• TASK REQUIREMENTS
Every record below should be written out exactly; pictures stay out.

══════

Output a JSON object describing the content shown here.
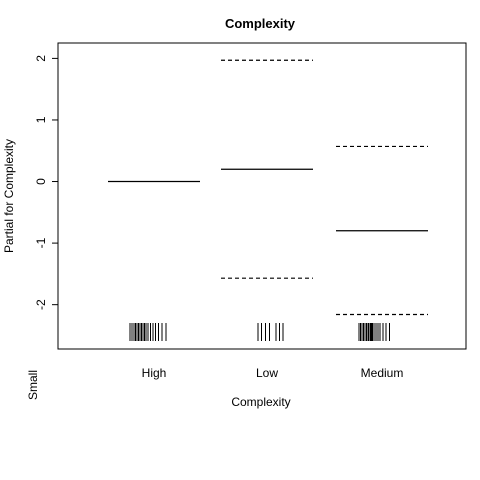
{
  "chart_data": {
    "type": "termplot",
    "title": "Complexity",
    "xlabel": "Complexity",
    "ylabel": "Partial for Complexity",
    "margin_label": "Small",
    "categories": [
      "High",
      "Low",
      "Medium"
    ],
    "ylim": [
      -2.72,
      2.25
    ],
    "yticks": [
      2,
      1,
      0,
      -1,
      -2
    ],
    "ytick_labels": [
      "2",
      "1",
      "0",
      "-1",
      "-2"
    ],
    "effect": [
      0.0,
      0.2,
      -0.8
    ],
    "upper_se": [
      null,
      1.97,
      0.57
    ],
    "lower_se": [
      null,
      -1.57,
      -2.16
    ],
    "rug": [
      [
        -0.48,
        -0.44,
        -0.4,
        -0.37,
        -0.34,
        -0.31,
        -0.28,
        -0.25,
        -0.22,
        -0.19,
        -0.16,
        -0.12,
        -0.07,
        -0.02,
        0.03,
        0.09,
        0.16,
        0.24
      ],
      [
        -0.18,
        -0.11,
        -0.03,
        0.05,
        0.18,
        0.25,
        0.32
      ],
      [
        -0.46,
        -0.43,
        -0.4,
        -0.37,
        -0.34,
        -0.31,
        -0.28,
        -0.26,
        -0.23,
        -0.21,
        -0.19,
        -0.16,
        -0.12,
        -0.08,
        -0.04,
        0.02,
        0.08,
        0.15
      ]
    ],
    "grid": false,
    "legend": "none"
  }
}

══════

• COMPLETE OUTPUT
Output a JSON object describing the content shown here.
{
  "chart_data": {
    "type": "termplot",
    "title": "Complexity",
    "xlabel": "Complexity",
    "ylabel": "Partial for Complexity",
    "margin_label": "Small",
    "categories": [
      "High",
      "Low",
      "Medium"
    ],
    "ylim": [
      -2.72,
      2.25
    ],
    "yticks": [
      2,
      1,
      0,
      -1,
      -2
    ],
    "ytick_labels": [
      "2",
      "1",
      "0",
      "-1",
      "-2"
    ],
    "effect": [
      0.0,
      0.2,
      -0.8
    ],
    "upper_se": [
      null,
      1.97,
      0.57
    ],
    "lower_se": [
      null,
      -1.57,
      -2.16
    ],
    "rug": [
      [
        -0.48,
        -0.44,
        -0.4,
        -0.37,
        -0.34,
        -0.31,
        -0.28,
        -0.25,
        -0.22,
        -0.19,
        -0.16,
        -0.12,
        -0.07,
        -0.02,
        0.03,
        0.09,
        0.16,
        0.24
      ],
      [
        -0.18,
        -0.11,
        -0.03,
        0.05,
        0.18,
        0.25,
        0.32
      ],
      [
        -0.46,
        -0.43,
        -0.4,
        -0.37,
        -0.34,
        -0.31,
        -0.28,
        -0.26,
        -0.23,
        -0.21,
        -0.19,
        -0.16,
        -0.12,
        -0.08,
        -0.04,
        0.02,
        0.08,
        0.15
      ]
    ],
    "grid": false,
    "legend": "none"
  }
}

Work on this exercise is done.